▸ **WHAT IS EXPECTED**: Find each line holding the word "that" and give the number of such lines, nothing else.

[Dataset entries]
--------------------------------
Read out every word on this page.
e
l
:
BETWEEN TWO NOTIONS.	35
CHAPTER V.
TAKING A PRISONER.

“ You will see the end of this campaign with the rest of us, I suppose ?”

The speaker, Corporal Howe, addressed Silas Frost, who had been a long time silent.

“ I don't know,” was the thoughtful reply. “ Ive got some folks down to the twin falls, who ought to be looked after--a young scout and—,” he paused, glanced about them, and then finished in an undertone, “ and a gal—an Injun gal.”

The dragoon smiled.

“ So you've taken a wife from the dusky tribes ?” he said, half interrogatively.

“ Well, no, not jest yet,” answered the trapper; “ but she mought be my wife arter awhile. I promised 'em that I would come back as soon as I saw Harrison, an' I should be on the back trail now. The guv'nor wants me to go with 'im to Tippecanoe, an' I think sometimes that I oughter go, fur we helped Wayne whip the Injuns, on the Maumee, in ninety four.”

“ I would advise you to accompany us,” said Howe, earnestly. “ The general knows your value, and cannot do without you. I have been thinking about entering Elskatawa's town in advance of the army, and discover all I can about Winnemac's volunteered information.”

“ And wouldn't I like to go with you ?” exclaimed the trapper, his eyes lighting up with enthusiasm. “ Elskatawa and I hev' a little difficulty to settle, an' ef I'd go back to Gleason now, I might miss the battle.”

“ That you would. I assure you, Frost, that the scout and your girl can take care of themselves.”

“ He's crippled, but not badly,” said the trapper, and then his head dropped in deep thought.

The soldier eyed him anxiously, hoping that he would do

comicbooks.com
--------------------------------
▸ **OUTPUT FOR THIS EXERCISE**: 3